Problem to solve ::
Make an exact copy of all the entries, with the pictures left out.

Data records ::
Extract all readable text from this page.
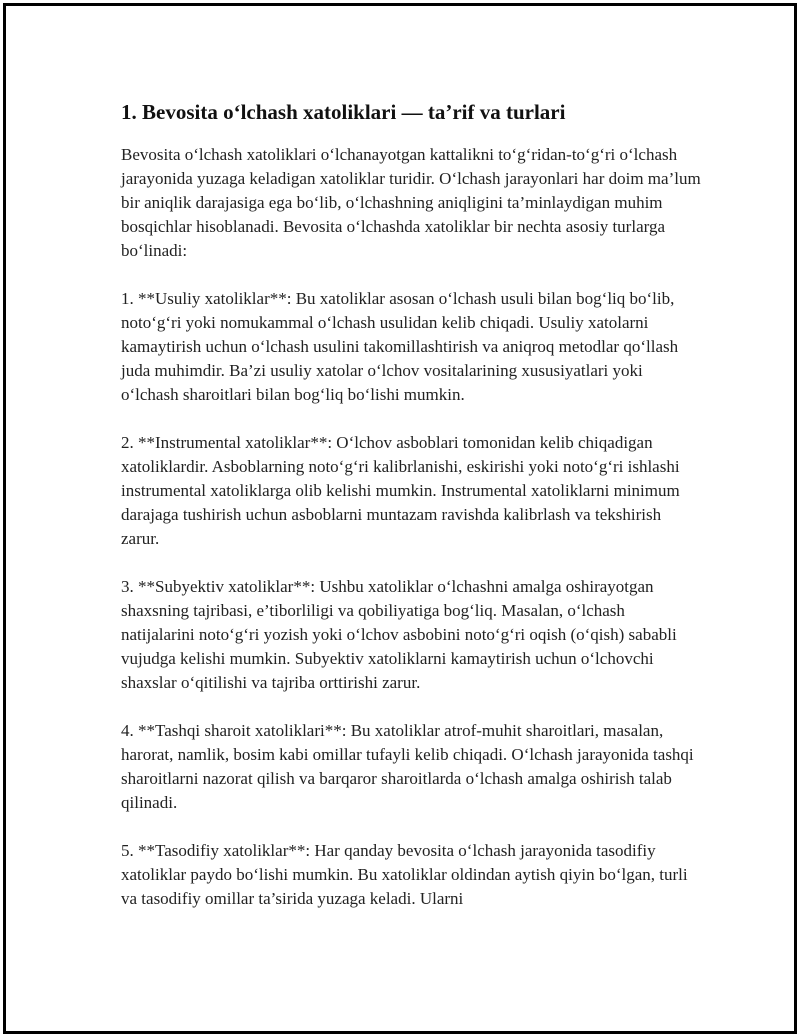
1. Bevosita o‘lchash xatoliklari — ta’rif va turlari

Bevosita o‘lchash xatoliklari o‘lchanayotgan kattalikni to‘g‘ridan-to‘g‘ri o‘lchash jarayonida yuzaga keladigan xatoliklar turidir. O‘lchash jarayonlari har doim ma’lum bir aniqlik darajasiga ega bo‘lib, o‘lchashning aniqligini ta’minlaydigan muhim bosqichlar hisoblanadi. Bevosita o‘lchashda xatoliklar bir nechta asosiy turlarga bo‘linadi:

1. **Usuliy xatoliklar**: Bu xatoliklar asosan o‘lchash usuli bilan bog‘liq bo‘lib, noto‘g‘ri yoki nomukammal o‘lchash usulidan kelib chiqadi. Usuliy xatolarni kamaytirish uchun o‘lchash usulini takomillashtirish va aniqroq metodlar qo‘llash juda muhimdir. Ba’zi usuliy xatolar o‘lchov vositalarining xususiyatlari yoki o‘lchash sharoitlari bilan bog‘liq bo‘lishi mumkin.

2. **Instrumental xatoliklar**: O‘lchov asboblari tomonidan kelib chiqadigan xatoliklardir. Asboblarning noto‘g‘ri kalibrlanishi, eskirishi yoki noto‘g‘ri ishlashi instrumental xatoliklarga olib kelishi mumkin. Instrumental xatoliklarni minimum darajaga tushirish uchun asboblarni muntazam ravishda kalibrlash va tekshirish zarur.

3. **Subyektiv xatoliklar**: Ushbu xatoliklar o‘lchashni amalga oshirayotgan shaxsning tajribasi, e’tiborliligi va qobiliyatiga bog‘liq. Masalan, o‘lchash natijalarini noto‘g‘ri yozish yoki o‘lchov asbobini noto‘g‘ri oqish (o‘qish) sababli vujudga kelishi mumkin. Subyektiv xatoliklarni kamaytirish uchun o‘lchovchi shaxslar o‘qitilishi va tajriba orttirishi zarur.

4. **Tashqi sharoit xatoliklari**: Bu xatoliklar atrof-muhit sharoitlari, masalan, harorat, namlik, bosim kabi omillar tufayli kelib chiqadi. O‘lchash jarayonida tashqi sharoitlarni nazorat qilish va barqaror sharoitlarda o‘lchash amalga oshirish talab qilinadi.

5. **Tasodifiy xatoliklar**: Har qanday bevosita o‘lchash jarayonida tasodifiy xatoliklar paydo bo‘lishi mumkin. Bu xatoliklar oldindan aytish qiyin bo‘lgan, turli va tasodifiy omillar ta’sirida yuzaga keladi. Ularni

Full answer ::
Extract all readable text from this page.
1. Bevosita o‘lchash xatoliklari — ta’rif va turlari

Bevosita o‘lchash xatoliklari o‘lchanayotgan kattalikni to‘g‘ridan-to‘g‘ri o‘lchash jarayonida yuzaga keladigan xatoliklar turidir. O‘lchash jarayonlari har doim ma’lum bir aniqlik darajasiga ega bo‘lib, o‘lchashning aniqligini ta’minlaydigan muhim bosqichlar hisoblanadi. Bevosita o‘lchashda xatoliklar bir nechta asosiy turlarga bo‘linadi:

1. **Usuliy xatoliklar**: Bu xatoliklar asosan o‘lchash usuli bilan bog‘liq bo‘lib, noto‘g‘ri yoki nomukammal o‘lchash usulidan kelib chiqadi. Usuliy xatolarni kamaytirish uchun o‘lchash usulini takomillashtirish va aniqroq metodlar qo‘llash juda muhimdir. Ba’zi usuliy xatolar o‘lchov vositalarining xususiyatlari yoki o‘lchash sharoitlari bilan bog‘liq bo‘lishi mumkin.

2. **Instrumental xatoliklar**: O‘lchov asboblari tomonidan kelib chiqadigan xatoliklardir. Asboblarning noto‘g‘ri kalibrlanishi, eskirishi yoki noto‘g‘ri ishlashi instrumental xatoliklarga olib kelishi mumkin. Instrumental xatoliklarni minimum darajaga tushirish uchun asboblarni muntazam ravishda kalibrlash va tekshirish zarur.

3. **Subyektiv xatoliklar**: Ushbu xatoliklar o‘lchashni amalga oshirayotgan shaxsning tajribasi, e’tiborliligi va qobiliyatiga bog‘liq. Masalan, o‘lchash natijalarini noto‘g‘ri yozish yoki o‘lchov asbobini noto‘g‘ri oqish (o‘qish) sababli vujudga kelishi mumkin. Subyektiv xatoliklarni kamaytirish uchun o‘lchovchi shaxslar o‘qitilishi va tajriba orttirishi zarur.

4. **Tashqi sharoit xatoliklari**: Bu xatoliklar atrof-muhit sharoitlari, masalan, harorat, namlik, bosim kabi omillar tufayli kelib chiqadi. O‘lchash jarayonida tashqi sharoitlarni nazorat qilish va barqaror sharoitlarda o‘lchash amalga oshirish talab qilinadi.

5. **Tasodifiy xatoliklar**: Har qanday bevosita o‘lchash jarayonida tasodifiy xatoliklar paydo bo‘lishi mumkin. Bu xatoliklar oldindan aytish qiyin bo‘lgan, turli va tasodifiy omillar ta’sirida yuzaga keladi. Ularni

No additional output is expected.